↓↓↓
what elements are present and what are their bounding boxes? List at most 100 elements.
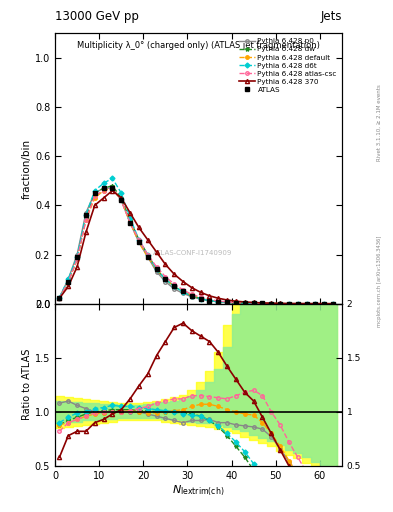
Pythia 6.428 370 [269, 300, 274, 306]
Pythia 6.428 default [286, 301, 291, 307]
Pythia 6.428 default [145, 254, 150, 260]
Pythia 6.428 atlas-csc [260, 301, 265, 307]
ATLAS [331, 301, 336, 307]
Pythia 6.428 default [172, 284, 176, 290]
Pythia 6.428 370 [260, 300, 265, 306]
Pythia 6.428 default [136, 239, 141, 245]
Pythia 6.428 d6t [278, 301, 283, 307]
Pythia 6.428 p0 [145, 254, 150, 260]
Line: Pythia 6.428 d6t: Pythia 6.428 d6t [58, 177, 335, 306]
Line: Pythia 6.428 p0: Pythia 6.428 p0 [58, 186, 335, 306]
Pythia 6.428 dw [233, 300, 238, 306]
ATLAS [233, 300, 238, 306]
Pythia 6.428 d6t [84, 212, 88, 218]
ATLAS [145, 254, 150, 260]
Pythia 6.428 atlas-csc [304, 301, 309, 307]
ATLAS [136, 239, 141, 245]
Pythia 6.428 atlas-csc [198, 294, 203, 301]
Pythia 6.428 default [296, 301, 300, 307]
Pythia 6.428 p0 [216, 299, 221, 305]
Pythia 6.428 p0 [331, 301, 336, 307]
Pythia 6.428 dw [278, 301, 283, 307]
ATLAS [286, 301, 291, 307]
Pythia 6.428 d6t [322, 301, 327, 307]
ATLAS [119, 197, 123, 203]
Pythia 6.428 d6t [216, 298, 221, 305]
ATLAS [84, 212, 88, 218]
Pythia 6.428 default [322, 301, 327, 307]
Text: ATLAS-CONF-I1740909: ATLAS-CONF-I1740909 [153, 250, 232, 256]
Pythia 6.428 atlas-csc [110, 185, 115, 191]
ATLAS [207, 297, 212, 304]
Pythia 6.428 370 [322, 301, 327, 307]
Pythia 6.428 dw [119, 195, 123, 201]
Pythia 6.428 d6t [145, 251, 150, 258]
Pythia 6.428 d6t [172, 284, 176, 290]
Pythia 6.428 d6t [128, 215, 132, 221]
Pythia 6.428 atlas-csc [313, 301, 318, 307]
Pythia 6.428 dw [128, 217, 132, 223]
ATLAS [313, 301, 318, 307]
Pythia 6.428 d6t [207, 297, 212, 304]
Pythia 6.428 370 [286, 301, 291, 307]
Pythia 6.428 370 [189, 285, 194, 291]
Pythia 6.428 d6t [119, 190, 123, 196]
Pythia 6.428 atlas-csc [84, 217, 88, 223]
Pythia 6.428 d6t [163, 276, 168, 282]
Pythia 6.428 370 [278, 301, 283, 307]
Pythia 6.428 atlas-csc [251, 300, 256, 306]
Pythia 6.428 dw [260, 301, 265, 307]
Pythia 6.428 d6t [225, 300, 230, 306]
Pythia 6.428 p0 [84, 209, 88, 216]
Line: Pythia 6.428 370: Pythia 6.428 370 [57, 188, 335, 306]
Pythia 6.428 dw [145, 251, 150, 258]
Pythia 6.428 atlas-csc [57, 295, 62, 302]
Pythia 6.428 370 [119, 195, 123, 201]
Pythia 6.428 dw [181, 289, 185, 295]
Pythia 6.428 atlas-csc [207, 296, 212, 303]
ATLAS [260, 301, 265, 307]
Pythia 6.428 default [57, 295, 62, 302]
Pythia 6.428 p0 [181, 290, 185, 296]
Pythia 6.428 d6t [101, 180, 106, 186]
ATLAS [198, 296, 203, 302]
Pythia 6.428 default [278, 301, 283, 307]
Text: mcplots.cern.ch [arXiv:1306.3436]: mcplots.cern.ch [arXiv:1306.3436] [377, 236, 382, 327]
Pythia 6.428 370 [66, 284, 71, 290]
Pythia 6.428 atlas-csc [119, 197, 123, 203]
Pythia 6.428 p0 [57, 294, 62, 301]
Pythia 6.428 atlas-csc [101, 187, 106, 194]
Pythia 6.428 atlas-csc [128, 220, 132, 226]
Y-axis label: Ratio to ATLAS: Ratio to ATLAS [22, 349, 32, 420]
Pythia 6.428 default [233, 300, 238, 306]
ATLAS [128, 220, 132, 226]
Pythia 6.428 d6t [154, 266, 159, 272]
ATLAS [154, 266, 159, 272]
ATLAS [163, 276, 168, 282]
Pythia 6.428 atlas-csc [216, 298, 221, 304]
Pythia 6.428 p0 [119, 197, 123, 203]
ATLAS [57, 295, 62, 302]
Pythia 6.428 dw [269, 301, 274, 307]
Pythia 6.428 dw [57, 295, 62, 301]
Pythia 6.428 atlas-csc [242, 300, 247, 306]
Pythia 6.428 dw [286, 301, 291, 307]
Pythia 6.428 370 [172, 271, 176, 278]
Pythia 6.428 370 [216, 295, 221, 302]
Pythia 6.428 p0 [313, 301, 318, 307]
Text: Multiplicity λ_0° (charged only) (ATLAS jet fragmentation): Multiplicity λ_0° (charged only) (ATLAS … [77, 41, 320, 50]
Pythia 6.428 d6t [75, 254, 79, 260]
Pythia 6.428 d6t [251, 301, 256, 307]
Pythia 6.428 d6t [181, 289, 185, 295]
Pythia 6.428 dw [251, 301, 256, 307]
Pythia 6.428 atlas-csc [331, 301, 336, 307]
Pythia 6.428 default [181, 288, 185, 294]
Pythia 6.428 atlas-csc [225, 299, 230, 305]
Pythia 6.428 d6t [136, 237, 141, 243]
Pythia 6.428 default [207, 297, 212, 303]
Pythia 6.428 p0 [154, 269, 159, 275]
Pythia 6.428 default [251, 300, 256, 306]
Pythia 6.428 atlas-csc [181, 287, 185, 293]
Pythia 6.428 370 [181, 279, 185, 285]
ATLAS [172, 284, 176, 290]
↑↑↑
## Problem description:
Copy all the lines above, substituting "PYTHIA" for every "Pythia" and keeping everything else the same. Leave out the pictures.

## Result:
what elements are present and what are their bounding boxes? List at most 100 elements.
PYTHIA 6.428 370 [269, 300, 274, 306]
PYTHIA 6.428 default [286, 301, 291, 307]
PYTHIA 6.428 default [145, 254, 150, 260]
PYTHIA 6.428 atlas-csc [260, 301, 265, 307]
ATLAS [331, 301, 336, 307]
PYTHIA 6.428 default [172, 284, 176, 290]
PYTHIA 6.428 370 [260, 300, 265, 306]
PYTHIA 6.428 default [136, 239, 141, 245]
PYTHIA 6.428 d6t [278, 301, 283, 307]
PYTHIA 6.428 p0 [145, 254, 150, 260]
Line: PYTHIA 6.428 d6t: PYTHIA 6.428 d6t [58, 177, 335, 306]
Line: PYTHIA 6.428 p0: PYTHIA 6.428 p0 [58, 186, 335, 306]
PYTHIA 6.428 dw [233, 300, 238, 306]
ATLAS [233, 300, 238, 306]
PYTHIA 6.428 d6t [84, 212, 88, 218]
ATLAS [145, 254, 150, 260]
PYTHIA 6.428 atlas-csc [304, 301, 309, 307]
ATLAS [136, 239, 141, 245]
PYTHIA 6.428 atlas-csc [198, 294, 203, 301]
PYTHIA 6.428 default [296, 301, 300, 307]
PYTHIA 6.428 p0 [216, 299, 221, 305]
PYTHIA 6.428 p0 [331, 301, 336, 307]
PYTHIA 6.428 dw [278, 301, 283, 307]
ATLAS [286, 301, 291, 307]
PYTHIA 6.428 d6t [322, 301, 327, 307]
ATLAS [119, 197, 123, 203]
PYTHIA 6.428 d6t [216, 298, 221, 305]
ATLAS [84, 212, 88, 218]
PYTHIA 6.428 default [322, 301, 327, 307]
Text: ATLAS-CONF-I1740909: ATLAS-CONF-I1740909 [153, 250, 232, 256]
PYTHIA 6.428 atlas-csc [110, 185, 115, 191]
ATLAS [207, 297, 212, 304]
PYTHIA 6.428 370 [322, 301, 327, 307]
PYTHIA 6.428 dw [119, 195, 123, 201]
PYTHIA 6.428 d6t [145, 251, 150, 258]
PYTHIA 6.428 d6t [172, 284, 176, 290]
PYTHIA 6.428 d6t [128, 215, 132, 221]
PYTHIA 6.428 atlas-csc [313, 301, 318, 307]
PYTHIA 6.428 dw [128, 217, 132, 223]
ATLAS [313, 301, 318, 307]
PYTHIA 6.428 d6t [207, 297, 212, 304]
PYTHIA 6.428 370 [286, 301, 291, 307]
PYTHIA 6.428 370 [189, 285, 194, 291]
PYTHIA 6.428 d6t [119, 190, 123, 196]
PYTHIA 6.428 atlas-csc [84, 217, 88, 223]
PYTHIA 6.428 d6t [163, 276, 168, 282]
PYTHIA 6.428 370 [278, 301, 283, 307]
PYTHIA 6.428 atlas-csc [251, 300, 256, 306]
PYTHIA 6.428 dw [260, 301, 265, 307]
PYTHIA 6.428 d6t [225, 300, 230, 306]
PYTHIA 6.428 p0 [84, 209, 88, 216]
Line: PYTHIA 6.428 370: PYTHIA 6.428 370 [57, 188, 335, 306]
PYTHIA 6.428 dw [145, 251, 150, 258]
PYTHIA 6.428 atlas-csc [57, 295, 62, 302]
PYTHIA 6.428 370 [119, 195, 123, 201]
PYTHIA 6.428 dw [181, 289, 185, 295]
PYTHIA 6.428 atlas-csc [207, 296, 212, 303]
ATLAS [260, 301, 265, 307]
PYTHIA 6.428 default [57, 295, 62, 302]
PYTHIA 6.428 p0 [181, 290, 185, 296]
PYTHIA 6.428 d6t [101, 180, 106, 186]
ATLAS [198, 296, 203, 302]
PYTHIA 6.428 default [278, 301, 283, 307]
Text: mcplots.cern.ch [arXiv:1306.3436]: mcplots.cern.ch [arXiv:1306.3436] [377, 236, 382, 327]
PYTHIA 6.428 370 [66, 284, 71, 290]
PYTHIA 6.428 atlas-csc [119, 197, 123, 203]
PYTHIA 6.428 p0 [57, 294, 62, 301]
PYTHIA 6.428 atlas-csc [101, 187, 106, 194]
PYTHIA 6.428 atlas-csc [128, 220, 132, 226]
Y-axis label: Ratio to ATLAS: Ratio to ATLAS [22, 349, 32, 420]
PYTHIA 6.428 default [233, 300, 238, 306]
ATLAS [128, 220, 132, 226]
PYTHIA 6.428 d6t [154, 266, 159, 272]
ATLAS [154, 266, 159, 272]
ATLAS [163, 276, 168, 282]
PYTHIA 6.428 atlas-csc [216, 298, 221, 304]
PYTHIA 6.428 p0 [119, 197, 123, 203]
ATLAS [57, 295, 62, 302]
PYTHIA 6.428 dw [269, 301, 274, 307]
PYTHIA 6.428 dw [57, 295, 62, 301]
PYTHIA 6.428 atlas-csc [242, 300, 247, 306]
PYTHIA 6.428 dw [286, 301, 291, 307]
PYTHIA 6.428 370 [172, 271, 176, 278]
PYTHIA 6.428 370 [216, 295, 221, 302]
PYTHIA 6.428 p0 [313, 301, 318, 307]
Text: Multiplicity λ_0° (charged only) (ATLAS jet fragmentation): Multiplicity λ_0° (charged only) (ATLAS … [77, 41, 320, 50]
PYTHIA 6.428 d6t [75, 254, 79, 260]
PYTHIA 6.428 d6t [251, 301, 256, 307]
PYTHIA 6.428 d6t [181, 289, 185, 295]
PYTHIA 6.428 dw [251, 301, 256, 307]
PYTHIA 6.428 atlas-csc [331, 301, 336, 307]
PYTHIA 6.428 default [181, 288, 185, 294]
PYTHIA 6.428 atlas-csc [225, 299, 230, 305]
PYTHIA 6.428 d6t [136, 237, 141, 243]
PYTHIA 6.428 default [207, 297, 212, 303]
PYTHIA 6.428 p0 [154, 269, 159, 275]
PYTHIA 6.428 default [251, 300, 256, 306]
PYTHIA 6.428 atlas-csc [181, 287, 185, 293]
PYTHIA 6.428 370 [181, 279, 185, 285]
ATLAS [172, 284, 176, 290]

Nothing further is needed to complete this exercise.